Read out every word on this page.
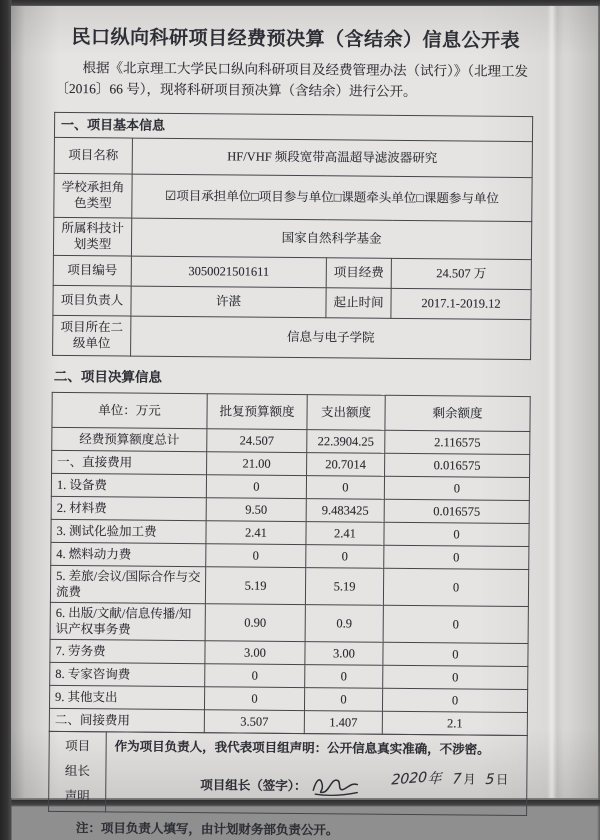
民口纵向科研项目经费预决算（含结余）信息公开表

根据《北京理工大学民口纵向科研项目及经费管理办法（试行）》（北理工发〔2016〕66 号），现将科研项目预决算（含结余）进行公开。

一、项目基本信息			
项目名称	HF/VHF 频段宽带高温超导滤波器研究		
学校承担角色类型	☑项目承担单位□项目参与单位□课题牵头单位□课题参与单位		
所属科技计划类型	国家自然科学基金		
项目编号	3050021501611	项目经费	24.507 万
项目负责人	许湛	起止时间	2017.1-2019.12
项目所在二级单位	信息与电子学院		
二、项目决算信息
单位：万元	批复预算额度	支出额度	剩余额度
经费预算额度总计	24.507	22.3904.25	2.116575
一、直接费用	21.00	20.7014	0.016575
1. 设备费	0	0	0
2. 材料费	9.50	9.483425	0.016575
3. 测试化验加工费	2.41	2.41	0
4. 燃料动力费	0	0	0
5. 差旅/会议/国际合作与交流费	5.19	5.19	0
6. 出版/文献/信息传播/知识产权事务费	0.90	0.9	0
7. 劳务费	3.00	3.00	0
8. 专家咨询费	0	0	0
9. 其他支出	0	0	0
二、间接费用	3.507	1.407	2.1
项目
组长
声明

作为项目负责人，我代表项目组声明：公开信息真实准确，不涉密。
项目组长（签字）：	2020年 7月 5日
注：项目负责人填写，由计划财务部负责公开。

Problem to work on:
Quote every record above exactly, leaving out any pictures.

Correct output:
Read out every word on this page.
民口纵向科研项目经费预决算（含结余）信息公开表

根据《北京理工大学民口纵向科研项目及经费管理办法（试行）》（北理工发〔2016〕66 号），现将科研项目预决算（含结余）进行公开。

一、项目基本信息			
项目名称	HF/VHF 频段宽带高温超导滤波器研究		
学校承担角色类型	☑项目承担单位□项目参与单位□课题牵头单位□课题参与单位		
所属科技计划类型	国家自然科学基金		
项目编号	3050021501611	项目经费	24.507 万
项目负责人	许湛	起止时间	2017.1-2019.12
项目所在二级单位	信息与电子学院		
二、项目决算信息
单位：万元	批复预算额度	支出额度	剩余额度
经费预算额度总计	24.507	22.3904.25	2.116575
一、直接费用	21.00	20.7014	0.016575
1. 设备费	0	0	0
2. 材料费	9.50	9.483425	0.016575
3. 测试化验加工费	2.41	2.41	0
4. 燃料动力费	0	0	0
5. 差旅/会议/国际合作与交流费	5.19	5.19	0
6. 出版/文献/信息传播/知识产权事务费	0.90	0.9	0
7. 劳务费	3.00	3.00	0
8. 专家咨询费	0	0	0
9. 其他支出	0	0	0
二、间接费用	3.507	1.407	2.1
项目
组长
声明

作为项目负责人，我代表项目组声明：公开信息真实准确，不涉密。
项目组长（签字）：	2020年 7月 5日
注：项目负责人填写，由计划财务部负责公开。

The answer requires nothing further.